> Extracted entries
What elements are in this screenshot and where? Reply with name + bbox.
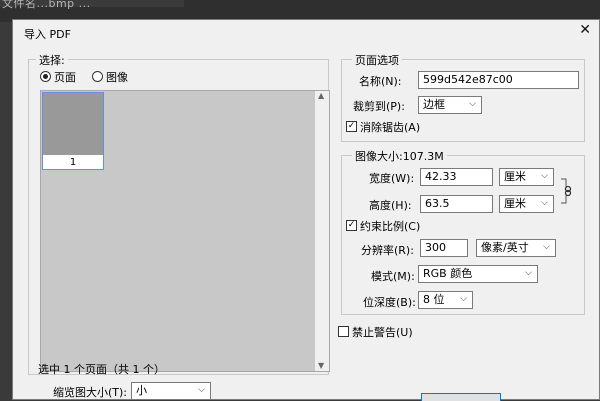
close-icon[interactable]: ✕	[579, 22, 591, 38]
depth-label: 位深度(B):	[363, 296, 416, 309]
mode-value: RGB 颜色	[423, 267, 473, 280]
constrain-label: 约束比例(C)	[360, 220, 421, 233]
width-label: 宽度(W):	[369, 172, 415, 185]
crop-select[interactable]: 边框 ⌵	[418, 96, 482, 114]
height-unit-select[interactable]: 厘米 ⌵	[499, 195, 554, 213]
chevron-down-icon: ⌵	[469, 99, 476, 109]
chevron-down-icon: ⌵	[543, 242, 550, 252]
radio-image[interactable]	[92, 71, 103, 82]
import-pdf-dialog: 导入 PDF ✕ 选择: 页面 图像 1 ▲ ▼ 选中 1 个页面（共 1 个）…	[12, 19, 600, 401]
width-unit-select[interactable]: 厘米 ⌵	[499, 168, 554, 186]
page-options-legend: 页面选项	[352, 52, 402, 68]
radio-image-label: 图像	[106, 71, 128, 84]
preview-scrollbar[interactable]: ▲ ▼	[315, 91, 329, 371]
thumbnail-image	[43, 93, 103, 155]
resolution-label: 分辨率(R):	[361, 244, 414, 257]
height-label: 高度(H):	[369, 199, 412, 212]
height-field[interactable]: 63.5	[420, 195, 493, 213]
chevron-down-icon: ⌵	[198, 385, 205, 395]
app-title: 文件名...bmp ...	[2, 0, 91, 10]
thumb-size-select[interactable]: 小 ⌵	[131, 382, 211, 400]
thumb-size-label: 缩览图大小(T):	[53, 386, 128, 399]
width-unit-value: 厘米	[504, 170, 526, 183]
resolution-unit-value: 像素/英寸	[481, 241, 529, 254]
radio-page-label: 页面	[54, 71, 76, 84]
chevron-down-icon: ⌵	[541, 171, 548, 181]
resolution-field[interactable]: 300	[420, 239, 468, 257]
antialias-checkbox[interactable]: ✓	[346, 121, 357, 132]
image-size-legend: 图像大小:107.3M	[352, 148, 447, 164]
scroll-up-icon[interactable]: ▲	[318, 91, 324, 100]
link-chain-icon[interactable]	[560, 178, 574, 204]
selection-status: 选中 1 个页面（共 1 个）	[38, 363, 165, 376]
depth-select[interactable]: 8 位 ⌵	[418, 291, 473, 309]
page-preview-area: 1 ▲ ▼	[40, 90, 330, 372]
chevron-down-icon: ⌵	[525, 268, 532, 278]
chevron-down-icon: ⌵	[460, 294, 467, 304]
select-legend: 选择:	[36, 52, 68, 68]
constrain-checkbox[interactable]: ✓	[346, 220, 357, 231]
radio-page[interactable]	[40, 71, 51, 82]
scroll-down-icon[interactable]: ▼	[318, 361, 324, 370]
name-field[interactable]: 599d542e87c00	[418, 71, 579, 89]
depth-value: 8 位	[423, 293, 445, 306]
suppress-warnings-checkbox[interactable]	[338, 326, 349, 337]
antialias-label: 消除锯齿(A)	[360, 121, 421, 134]
mode-label: 模式(M):	[371, 270, 415, 283]
height-unit-value: 厘米	[504, 197, 526, 210]
thumbnail-number: 1	[69, 157, 77, 168]
resolution-unit-select[interactable]: 像素/英寸 ⌵	[476, 239, 556, 257]
dialog-title: 导入 PDF	[24, 28, 71, 41]
thumb-size-value: 小	[136, 384, 147, 397]
crop-value: 边框	[423, 98, 445, 111]
name-label: 名称(N):	[359, 75, 402, 88]
suppress-warnings-label: 禁止警告(U)	[352, 326, 413, 339]
width-field[interactable]: 42.33	[420, 168, 493, 186]
mode-select[interactable]: RGB 颜色 ⌵	[418, 265, 538, 283]
page-thumbnail[interactable]: 1	[42, 92, 104, 170]
chevron-down-icon: ⌵	[541, 198, 548, 208]
crop-label: 裁剪到(P):	[353, 100, 405, 113]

> Task requirements
Render the lines of the records from the one containing "22, 591, 38]" through the one containing "96, 482, 114]", inclusive, as a Markdown table with the columns Row and Entry. Number each line in Row, put the line itself in Entry, and leave out blank lines.

> Complete answer
| Row | Entry |
|---|---|
| 1 | close-icon[interactable]: ✕	[579, 22, 591, 38] |
| 2 | depth-label: 位深度(B):	[363, 296, 416, 309] |
| 3 | mode-value: RGB 颜色	[423, 267, 473, 280] |
| 4 | constrain-label: 约束比例(C)	[360, 220, 421, 233] |
| 5 | width-label: 宽度(W):	[369, 172, 415, 185] |
| 6 | crop-select[interactable]: 边框 ⌵	[418, 96, 482, 114] |